§ TASK STATEMENT: All the data below goes into the copy word for word, but the pictures don't.

(Dataset excerpts)

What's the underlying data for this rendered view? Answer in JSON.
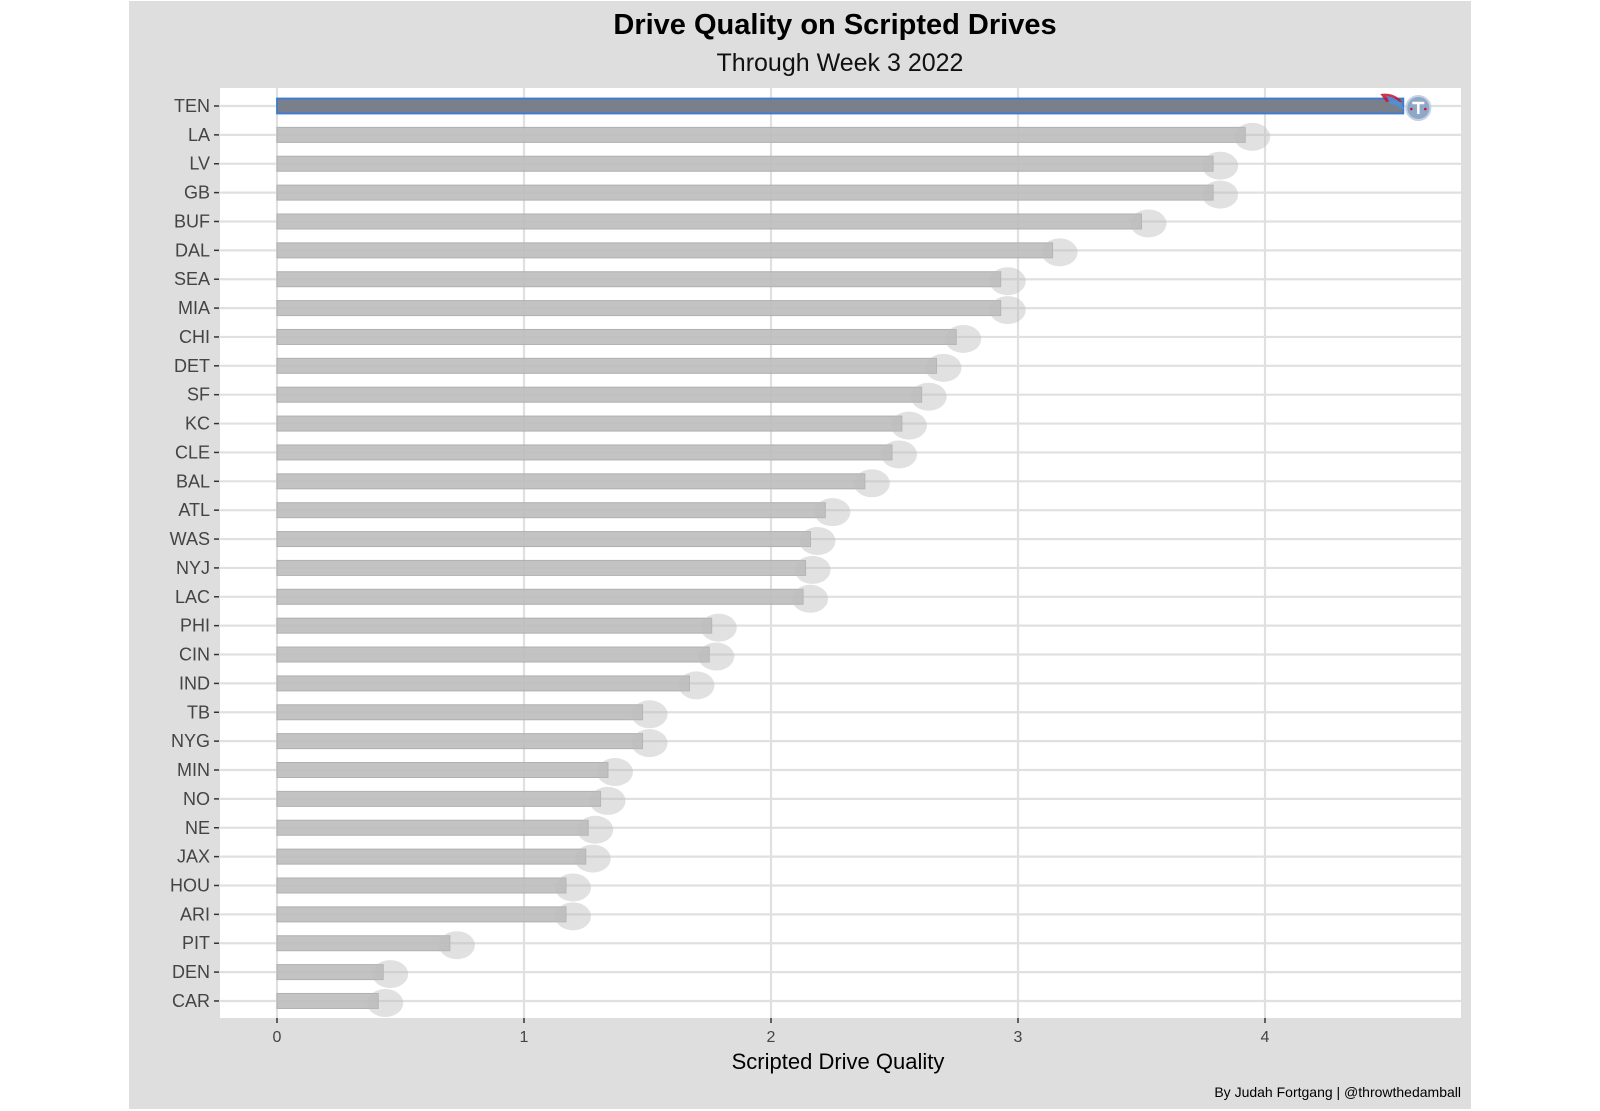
{
  "chart_data": {
    "type": "bar",
    "orientation": "horizontal",
    "title": "Drive Quality on Scripted Drives",
    "subtitle": "Through Week 3 2022",
    "xlabel": "Scripted Drive Quality",
    "ylabel": "",
    "caption": "By Judah Fortgang | @throwthedamball",
    "xlim": [
      -0.23,
      4.9
    ],
    "xticks": [
      "0",
      "1",
      "2",
      "3",
      "4"
    ],
    "grid": true,
    "highlight": "TEN",
    "colors": {
      "background": "#dedede",
      "panel": "#ffffff",
      "grid": "#e0e0e0",
      "bar": "#bdbdbd",
      "highlight_bar": "#7a7f8c",
      "highlight_border": "#3b7bd4"
    },
    "categories": [
      "TEN",
      "LA",
      "LV",
      "GB",
      "BUF",
      "DAL",
      "SEA",
      "MIA",
      "CHI",
      "DET",
      "SF",
      "KC",
      "CLE",
      "BAL",
      "ATL",
      "WAS",
      "NYJ",
      "LAC",
      "PHI",
      "CIN",
      "IND",
      "TB",
      "NYG",
      "MIN",
      "NO",
      "NE",
      "JAX",
      "HOU",
      "ARI",
      "PIT",
      "DEN",
      "CAR"
    ],
    "values": [
      4.56,
      3.92,
      3.79,
      3.79,
      3.5,
      3.14,
      2.93,
      2.93,
      2.75,
      2.67,
      2.61,
      2.53,
      2.49,
      2.38,
      2.22,
      2.16,
      2.14,
      2.13,
      1.76,
      1.75,
      1.67,
      1.48,
      1.48,
      1.34,
      1.31,
      1.26,
      1.25,
      1.17,
      1.17,
      0.7,
      0.43,
      0.41
    ],
    "logo_icons": "team-logo-icon per bar end"
  }
}
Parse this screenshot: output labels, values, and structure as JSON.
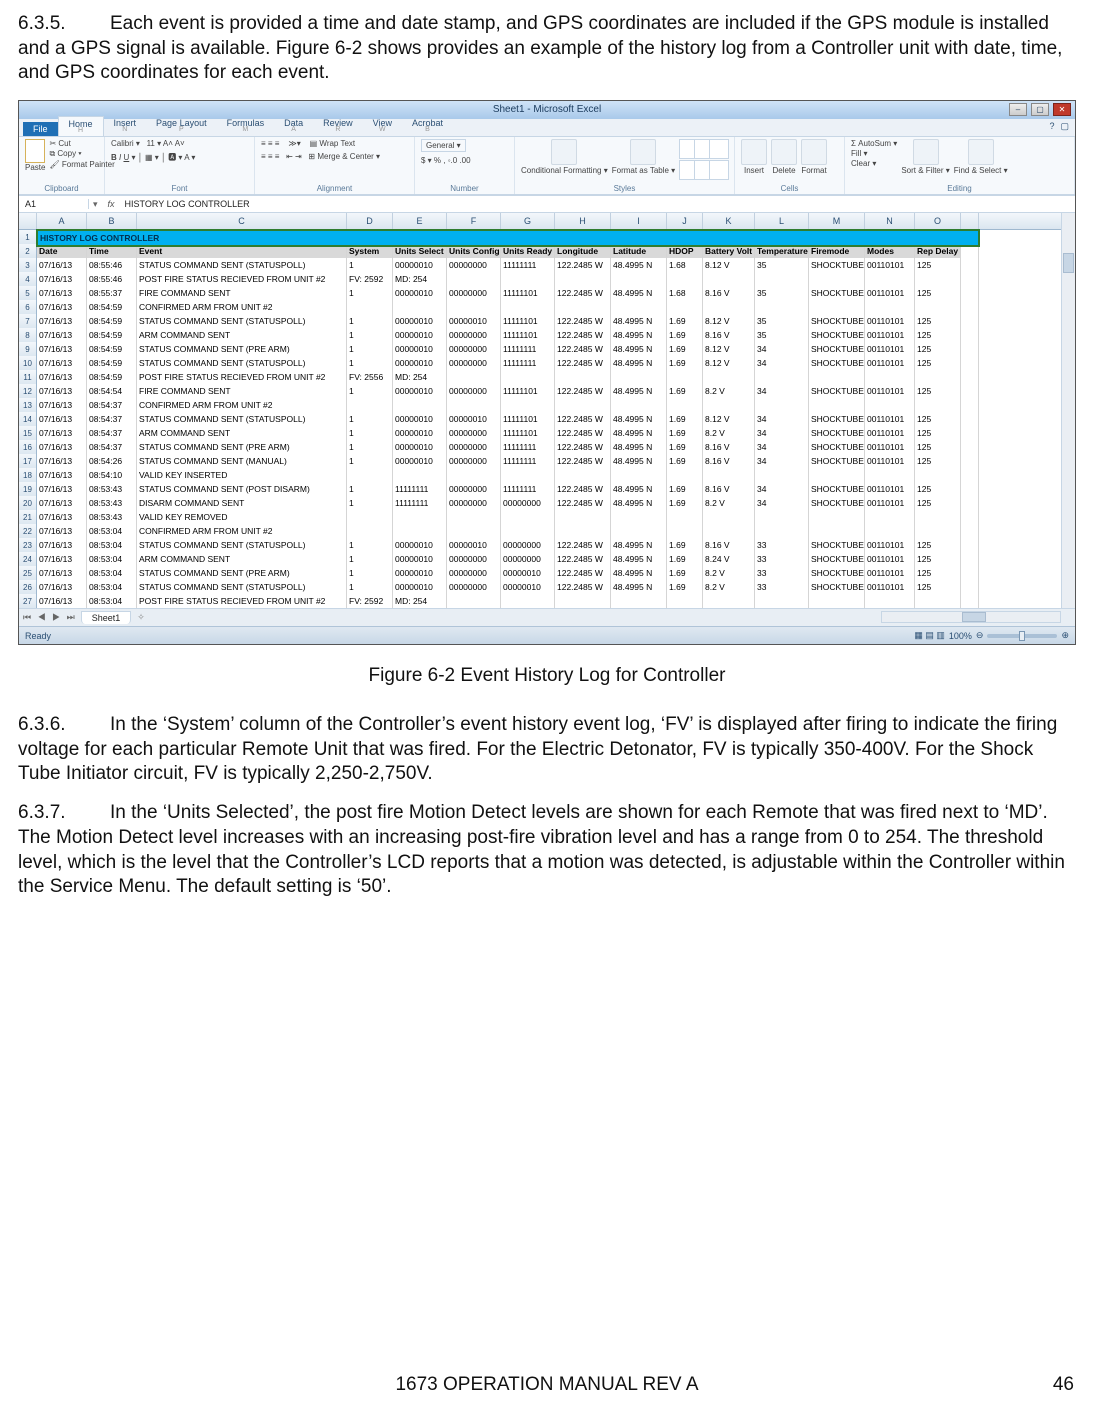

§ FULL SOLUTION:
What's the underlying data for this rendered view? Answer in JSON.
{
  "chart_data": {
    "type": "bar",
    "orientation": "horizontal",
    "title": "Drive Quality on Scripted Drives",
    "subtitle": "Through Week 3 2022",
    "xlabel": "Scripted Drive Quality",
    "ylabel": "",
    "caption": "By Judah Fortgang | @throwthedamball",
    "xlim": [
      -0.23,
      4.9
    ],
    "xticks": [
      "0",
      "1",
      "2",
      "3",
      "4"
    ],
    "grid": true,
    "highlight": "TEN",
    "colors": {
      "background": "#dedede",
      "panel": "#ffffff",
      "grid": "#e0e0e0",
      "bar": "#bdbdbd",
      "highlight_bar": "#7a7f8c",
      "highlight_border": "#3b7bd4"
    },
    "categories": [
      "TEN",
      "LA",
      "LV",
      "GB",
      "BUF",
      "DAL",
      "SEA",
      "MIA",
      "CHI",
      "DET",
      "SF",
      "KC",
      "CLE",
      "BAL",
      "ATL",
      "WAS",
      "NYJ",
      "LAC",
      "PHI",
      "CIN",
      "IND",
      "TB",
      "NYG",
      "MIN",
      "NO",
      "NE",
      "JAX",
      "HOU",
      "ARI",
      "PIT",
      "DEN",
      "CAR"
    ],
    "values": [
      4.56,
      3.92,
      3.79,
      3.79,
      3.5,
      3.14,
      2.93,
      2.93,
      2.75,
      2.67,
      2.61,
      2.53,
      2.49,
      2.38,
      2.22,
      2.16,
      2.14,
      2.13,
      1.76,
      1.75,
      1.67,
      1.48,
      1.48,
      1.34,
      1.31,
      1.26,
      1.25,
      1.17,
      1.17,
      0.7,
      0.43,
      0.41
    ],
    "logo_icons": "team-logo-icon per bar end"
  }
}
Parse this screenshot: output labels, values, and structure as JSON.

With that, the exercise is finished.